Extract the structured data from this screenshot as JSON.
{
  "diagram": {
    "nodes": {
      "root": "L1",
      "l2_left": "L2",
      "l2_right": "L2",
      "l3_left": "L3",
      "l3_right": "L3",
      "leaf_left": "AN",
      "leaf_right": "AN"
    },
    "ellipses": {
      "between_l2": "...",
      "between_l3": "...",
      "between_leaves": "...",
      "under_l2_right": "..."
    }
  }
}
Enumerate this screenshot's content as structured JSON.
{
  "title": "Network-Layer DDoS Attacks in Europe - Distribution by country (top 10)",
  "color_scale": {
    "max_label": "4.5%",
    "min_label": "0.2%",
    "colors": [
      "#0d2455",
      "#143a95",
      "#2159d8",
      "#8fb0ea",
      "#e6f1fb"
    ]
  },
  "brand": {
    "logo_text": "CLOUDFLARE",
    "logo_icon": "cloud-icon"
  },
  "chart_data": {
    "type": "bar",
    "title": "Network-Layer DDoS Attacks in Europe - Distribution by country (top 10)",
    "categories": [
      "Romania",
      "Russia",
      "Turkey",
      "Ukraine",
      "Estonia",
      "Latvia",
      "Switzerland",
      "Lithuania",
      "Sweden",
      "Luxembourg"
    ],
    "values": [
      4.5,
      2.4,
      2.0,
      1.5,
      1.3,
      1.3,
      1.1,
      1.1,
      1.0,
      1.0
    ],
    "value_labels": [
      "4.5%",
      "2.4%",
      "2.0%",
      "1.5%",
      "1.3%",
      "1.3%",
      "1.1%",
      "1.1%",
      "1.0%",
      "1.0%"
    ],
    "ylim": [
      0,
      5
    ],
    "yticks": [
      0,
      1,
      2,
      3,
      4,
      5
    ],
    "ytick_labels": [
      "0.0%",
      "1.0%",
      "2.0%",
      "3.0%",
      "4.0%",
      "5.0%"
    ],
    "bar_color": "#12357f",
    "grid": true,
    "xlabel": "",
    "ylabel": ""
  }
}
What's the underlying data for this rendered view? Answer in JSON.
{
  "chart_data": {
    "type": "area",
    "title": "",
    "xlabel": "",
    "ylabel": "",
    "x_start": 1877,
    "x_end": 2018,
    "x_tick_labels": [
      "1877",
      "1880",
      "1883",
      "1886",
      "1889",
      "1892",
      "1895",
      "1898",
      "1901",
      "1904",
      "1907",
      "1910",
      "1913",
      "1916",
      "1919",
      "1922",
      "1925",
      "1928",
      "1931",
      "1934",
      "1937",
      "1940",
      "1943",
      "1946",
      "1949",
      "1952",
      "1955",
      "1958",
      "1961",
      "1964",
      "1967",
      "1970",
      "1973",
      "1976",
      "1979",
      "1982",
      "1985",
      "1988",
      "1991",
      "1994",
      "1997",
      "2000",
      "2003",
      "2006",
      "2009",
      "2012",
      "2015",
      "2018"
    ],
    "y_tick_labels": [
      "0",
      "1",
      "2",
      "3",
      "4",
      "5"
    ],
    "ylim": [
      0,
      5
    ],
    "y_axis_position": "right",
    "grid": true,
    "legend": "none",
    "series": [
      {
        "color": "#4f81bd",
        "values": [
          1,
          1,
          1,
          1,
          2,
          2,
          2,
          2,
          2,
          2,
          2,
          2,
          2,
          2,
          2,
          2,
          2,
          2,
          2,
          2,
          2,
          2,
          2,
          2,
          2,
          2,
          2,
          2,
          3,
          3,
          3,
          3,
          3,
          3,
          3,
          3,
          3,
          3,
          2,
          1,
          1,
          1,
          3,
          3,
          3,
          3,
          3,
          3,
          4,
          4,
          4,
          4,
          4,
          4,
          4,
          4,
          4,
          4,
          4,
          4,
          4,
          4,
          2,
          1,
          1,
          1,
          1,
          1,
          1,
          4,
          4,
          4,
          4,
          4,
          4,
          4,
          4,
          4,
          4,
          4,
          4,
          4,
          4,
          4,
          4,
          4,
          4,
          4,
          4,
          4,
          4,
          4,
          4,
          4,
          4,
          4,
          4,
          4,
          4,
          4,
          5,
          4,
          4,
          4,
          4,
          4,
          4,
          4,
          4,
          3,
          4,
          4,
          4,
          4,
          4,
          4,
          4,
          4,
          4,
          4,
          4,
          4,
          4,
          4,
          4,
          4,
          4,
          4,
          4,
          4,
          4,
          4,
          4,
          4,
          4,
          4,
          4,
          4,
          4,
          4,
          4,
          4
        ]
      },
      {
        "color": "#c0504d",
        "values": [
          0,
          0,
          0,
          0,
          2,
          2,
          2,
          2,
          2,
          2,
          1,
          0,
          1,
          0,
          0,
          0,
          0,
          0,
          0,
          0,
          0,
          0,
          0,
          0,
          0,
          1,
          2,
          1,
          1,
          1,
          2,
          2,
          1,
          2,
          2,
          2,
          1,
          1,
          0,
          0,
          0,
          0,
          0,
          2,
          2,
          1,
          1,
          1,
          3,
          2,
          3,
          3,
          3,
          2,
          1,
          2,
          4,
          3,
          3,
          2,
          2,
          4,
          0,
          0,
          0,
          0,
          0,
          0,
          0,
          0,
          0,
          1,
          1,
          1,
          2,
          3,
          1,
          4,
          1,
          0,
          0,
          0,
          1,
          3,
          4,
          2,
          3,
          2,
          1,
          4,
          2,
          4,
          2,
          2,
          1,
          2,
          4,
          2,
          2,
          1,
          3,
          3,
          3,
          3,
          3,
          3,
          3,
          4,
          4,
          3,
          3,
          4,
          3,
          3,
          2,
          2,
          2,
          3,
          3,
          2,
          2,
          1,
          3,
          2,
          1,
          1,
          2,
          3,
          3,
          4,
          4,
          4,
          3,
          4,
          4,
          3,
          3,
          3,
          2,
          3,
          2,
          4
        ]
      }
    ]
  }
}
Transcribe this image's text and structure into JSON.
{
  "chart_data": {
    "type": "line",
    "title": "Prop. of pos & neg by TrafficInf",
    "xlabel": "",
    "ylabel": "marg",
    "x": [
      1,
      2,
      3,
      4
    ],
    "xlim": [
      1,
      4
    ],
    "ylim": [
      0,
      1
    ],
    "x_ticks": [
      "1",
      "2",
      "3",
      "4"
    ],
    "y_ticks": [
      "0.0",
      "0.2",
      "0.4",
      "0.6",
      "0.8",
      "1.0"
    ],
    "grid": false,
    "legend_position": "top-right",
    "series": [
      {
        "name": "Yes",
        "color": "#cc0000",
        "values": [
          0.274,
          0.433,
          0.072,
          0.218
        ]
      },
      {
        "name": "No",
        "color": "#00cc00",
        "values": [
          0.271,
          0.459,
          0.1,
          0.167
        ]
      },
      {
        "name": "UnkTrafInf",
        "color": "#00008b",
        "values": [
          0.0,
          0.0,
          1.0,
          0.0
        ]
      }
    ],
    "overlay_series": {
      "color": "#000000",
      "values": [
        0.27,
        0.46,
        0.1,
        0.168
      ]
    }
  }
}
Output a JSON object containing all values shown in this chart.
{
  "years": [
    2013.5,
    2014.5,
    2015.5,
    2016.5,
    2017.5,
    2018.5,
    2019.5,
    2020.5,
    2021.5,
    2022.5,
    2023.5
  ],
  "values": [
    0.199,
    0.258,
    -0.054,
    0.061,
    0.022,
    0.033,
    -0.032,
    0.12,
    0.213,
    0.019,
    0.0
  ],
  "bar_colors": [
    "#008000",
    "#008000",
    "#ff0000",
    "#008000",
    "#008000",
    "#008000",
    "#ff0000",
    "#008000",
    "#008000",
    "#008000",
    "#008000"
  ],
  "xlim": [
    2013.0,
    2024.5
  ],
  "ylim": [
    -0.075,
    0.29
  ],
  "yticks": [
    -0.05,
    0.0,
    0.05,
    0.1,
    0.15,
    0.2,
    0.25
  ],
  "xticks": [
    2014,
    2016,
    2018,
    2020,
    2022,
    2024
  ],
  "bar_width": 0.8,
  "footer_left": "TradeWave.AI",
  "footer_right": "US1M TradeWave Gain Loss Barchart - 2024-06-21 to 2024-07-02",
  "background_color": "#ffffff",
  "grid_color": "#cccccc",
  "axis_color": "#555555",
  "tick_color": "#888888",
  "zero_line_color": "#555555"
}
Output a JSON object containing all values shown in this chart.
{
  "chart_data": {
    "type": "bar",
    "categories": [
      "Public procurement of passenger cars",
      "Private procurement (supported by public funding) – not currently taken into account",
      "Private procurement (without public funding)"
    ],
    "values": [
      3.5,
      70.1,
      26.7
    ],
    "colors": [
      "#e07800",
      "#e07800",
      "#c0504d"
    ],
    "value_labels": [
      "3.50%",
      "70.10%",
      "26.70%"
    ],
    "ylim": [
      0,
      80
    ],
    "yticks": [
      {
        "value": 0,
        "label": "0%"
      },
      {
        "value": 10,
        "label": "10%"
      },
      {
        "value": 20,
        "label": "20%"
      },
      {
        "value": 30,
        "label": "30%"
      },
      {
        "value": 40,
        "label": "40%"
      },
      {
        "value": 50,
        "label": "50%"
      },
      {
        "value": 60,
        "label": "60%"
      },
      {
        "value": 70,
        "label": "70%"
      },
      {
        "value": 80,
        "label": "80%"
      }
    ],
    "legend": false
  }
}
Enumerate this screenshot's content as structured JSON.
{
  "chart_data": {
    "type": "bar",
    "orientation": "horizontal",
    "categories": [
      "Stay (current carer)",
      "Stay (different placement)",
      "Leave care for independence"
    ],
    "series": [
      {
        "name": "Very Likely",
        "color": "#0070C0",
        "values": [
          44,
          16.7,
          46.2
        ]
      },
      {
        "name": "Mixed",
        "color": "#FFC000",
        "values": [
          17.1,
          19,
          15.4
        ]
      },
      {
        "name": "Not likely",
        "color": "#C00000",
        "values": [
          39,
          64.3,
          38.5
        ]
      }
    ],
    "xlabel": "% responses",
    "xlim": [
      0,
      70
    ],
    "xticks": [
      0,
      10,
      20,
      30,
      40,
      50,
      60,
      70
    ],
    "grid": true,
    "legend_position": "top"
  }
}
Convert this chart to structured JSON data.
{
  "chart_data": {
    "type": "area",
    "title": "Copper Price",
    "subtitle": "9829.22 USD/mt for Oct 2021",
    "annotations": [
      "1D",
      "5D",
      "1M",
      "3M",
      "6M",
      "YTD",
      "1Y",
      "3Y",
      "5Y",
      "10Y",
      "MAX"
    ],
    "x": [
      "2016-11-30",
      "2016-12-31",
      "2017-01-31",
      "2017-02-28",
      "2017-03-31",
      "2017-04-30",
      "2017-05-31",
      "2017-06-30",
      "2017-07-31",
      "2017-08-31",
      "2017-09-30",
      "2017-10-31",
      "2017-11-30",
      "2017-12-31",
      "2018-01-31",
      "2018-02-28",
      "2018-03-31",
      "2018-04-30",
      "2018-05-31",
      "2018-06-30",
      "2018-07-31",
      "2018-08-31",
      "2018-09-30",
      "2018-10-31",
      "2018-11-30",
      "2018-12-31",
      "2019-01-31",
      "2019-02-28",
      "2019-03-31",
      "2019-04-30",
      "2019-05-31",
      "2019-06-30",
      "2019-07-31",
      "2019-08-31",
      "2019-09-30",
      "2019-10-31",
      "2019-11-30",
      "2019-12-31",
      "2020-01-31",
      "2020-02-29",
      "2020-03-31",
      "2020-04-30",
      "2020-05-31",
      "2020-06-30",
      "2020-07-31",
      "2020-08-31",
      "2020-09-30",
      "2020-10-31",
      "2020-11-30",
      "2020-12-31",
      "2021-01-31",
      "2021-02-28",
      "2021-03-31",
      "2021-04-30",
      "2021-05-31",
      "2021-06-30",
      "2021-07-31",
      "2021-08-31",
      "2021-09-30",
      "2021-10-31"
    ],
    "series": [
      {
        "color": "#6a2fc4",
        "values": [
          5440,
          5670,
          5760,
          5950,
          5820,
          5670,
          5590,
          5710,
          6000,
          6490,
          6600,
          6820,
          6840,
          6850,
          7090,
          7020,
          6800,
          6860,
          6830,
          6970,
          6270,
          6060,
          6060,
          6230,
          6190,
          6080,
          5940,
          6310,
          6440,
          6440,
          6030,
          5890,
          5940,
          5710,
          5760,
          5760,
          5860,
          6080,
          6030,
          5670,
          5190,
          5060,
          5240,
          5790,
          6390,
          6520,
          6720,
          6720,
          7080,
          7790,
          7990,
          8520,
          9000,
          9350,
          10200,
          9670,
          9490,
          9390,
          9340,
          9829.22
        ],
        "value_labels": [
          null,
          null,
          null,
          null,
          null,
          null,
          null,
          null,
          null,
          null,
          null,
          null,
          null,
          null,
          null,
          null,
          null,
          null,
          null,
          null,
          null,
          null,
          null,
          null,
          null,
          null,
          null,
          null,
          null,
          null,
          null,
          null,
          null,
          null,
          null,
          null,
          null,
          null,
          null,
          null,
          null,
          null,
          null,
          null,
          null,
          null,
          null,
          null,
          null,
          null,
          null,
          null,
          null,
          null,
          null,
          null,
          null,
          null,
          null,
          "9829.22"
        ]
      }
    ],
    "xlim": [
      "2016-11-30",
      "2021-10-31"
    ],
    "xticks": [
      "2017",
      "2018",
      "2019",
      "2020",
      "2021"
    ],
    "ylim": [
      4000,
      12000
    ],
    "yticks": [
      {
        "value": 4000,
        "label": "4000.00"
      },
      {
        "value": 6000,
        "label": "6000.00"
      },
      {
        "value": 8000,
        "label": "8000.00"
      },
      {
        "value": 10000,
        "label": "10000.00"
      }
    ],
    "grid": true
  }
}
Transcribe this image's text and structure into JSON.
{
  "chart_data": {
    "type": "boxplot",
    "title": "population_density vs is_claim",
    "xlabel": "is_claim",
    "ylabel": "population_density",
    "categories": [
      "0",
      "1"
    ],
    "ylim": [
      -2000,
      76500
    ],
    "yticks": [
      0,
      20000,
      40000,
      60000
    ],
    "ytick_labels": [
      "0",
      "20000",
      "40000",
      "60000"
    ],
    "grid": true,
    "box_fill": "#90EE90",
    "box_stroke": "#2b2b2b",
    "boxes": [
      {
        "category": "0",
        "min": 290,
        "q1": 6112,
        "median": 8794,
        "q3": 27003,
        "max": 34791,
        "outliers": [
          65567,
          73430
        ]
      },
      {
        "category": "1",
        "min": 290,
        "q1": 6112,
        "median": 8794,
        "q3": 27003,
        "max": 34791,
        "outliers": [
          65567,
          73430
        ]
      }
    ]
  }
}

== Stated goal ==
Reproduce every line from the entries that holds the word "country".

== Result for this exercise ==
  "title": "Network-Layer DDoS Attacks in Europe - Distribution by country (top 10)",
    "title": "Network-Layer DDoS Attacks in Europe - Distribution by country (top 10)",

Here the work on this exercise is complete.